• What this task involves: Look through the material below and count the lines with the string "screenshot". Report only the count.

»»

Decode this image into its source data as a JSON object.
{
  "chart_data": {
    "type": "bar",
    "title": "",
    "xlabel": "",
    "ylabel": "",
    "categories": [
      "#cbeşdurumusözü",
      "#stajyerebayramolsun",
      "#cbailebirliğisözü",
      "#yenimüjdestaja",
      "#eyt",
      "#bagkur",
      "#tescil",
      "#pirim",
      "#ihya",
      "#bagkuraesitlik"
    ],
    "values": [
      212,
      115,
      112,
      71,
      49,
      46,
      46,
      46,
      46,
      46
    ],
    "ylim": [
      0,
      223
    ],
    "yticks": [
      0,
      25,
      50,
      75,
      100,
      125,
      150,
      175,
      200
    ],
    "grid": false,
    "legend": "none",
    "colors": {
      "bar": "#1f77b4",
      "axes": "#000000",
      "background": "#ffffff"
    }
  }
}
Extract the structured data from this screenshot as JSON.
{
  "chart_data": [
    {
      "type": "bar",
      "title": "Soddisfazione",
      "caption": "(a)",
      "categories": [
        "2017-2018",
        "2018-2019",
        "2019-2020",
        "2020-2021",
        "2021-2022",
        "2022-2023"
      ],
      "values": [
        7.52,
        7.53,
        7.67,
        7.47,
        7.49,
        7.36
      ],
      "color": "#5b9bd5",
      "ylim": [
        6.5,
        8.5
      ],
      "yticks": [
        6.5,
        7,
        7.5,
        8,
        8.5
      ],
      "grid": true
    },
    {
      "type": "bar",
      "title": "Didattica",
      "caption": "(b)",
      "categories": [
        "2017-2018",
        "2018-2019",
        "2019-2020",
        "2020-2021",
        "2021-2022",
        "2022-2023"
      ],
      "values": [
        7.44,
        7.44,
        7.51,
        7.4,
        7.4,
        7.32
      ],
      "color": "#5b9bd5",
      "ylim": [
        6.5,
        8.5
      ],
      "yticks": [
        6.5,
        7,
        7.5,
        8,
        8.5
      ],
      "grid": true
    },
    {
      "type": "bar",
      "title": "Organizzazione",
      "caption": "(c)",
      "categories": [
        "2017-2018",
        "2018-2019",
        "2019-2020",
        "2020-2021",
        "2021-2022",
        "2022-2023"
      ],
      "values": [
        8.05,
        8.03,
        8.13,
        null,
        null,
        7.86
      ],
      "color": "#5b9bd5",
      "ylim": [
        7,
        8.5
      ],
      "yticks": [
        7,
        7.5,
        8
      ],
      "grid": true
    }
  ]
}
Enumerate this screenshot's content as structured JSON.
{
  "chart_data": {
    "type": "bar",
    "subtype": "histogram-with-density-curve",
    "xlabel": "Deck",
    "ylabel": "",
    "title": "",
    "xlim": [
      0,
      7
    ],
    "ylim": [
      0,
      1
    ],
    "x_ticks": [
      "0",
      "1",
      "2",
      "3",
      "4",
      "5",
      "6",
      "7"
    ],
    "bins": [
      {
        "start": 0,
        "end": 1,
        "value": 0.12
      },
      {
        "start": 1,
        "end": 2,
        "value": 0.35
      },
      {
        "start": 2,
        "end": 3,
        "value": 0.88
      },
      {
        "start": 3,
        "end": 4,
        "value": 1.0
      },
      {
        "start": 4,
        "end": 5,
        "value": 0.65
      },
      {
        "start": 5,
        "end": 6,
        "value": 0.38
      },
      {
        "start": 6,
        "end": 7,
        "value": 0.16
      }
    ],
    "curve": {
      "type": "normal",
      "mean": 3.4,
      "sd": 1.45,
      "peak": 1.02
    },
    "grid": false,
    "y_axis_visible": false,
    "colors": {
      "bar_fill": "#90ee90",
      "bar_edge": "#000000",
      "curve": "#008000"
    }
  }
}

««

• Response: 2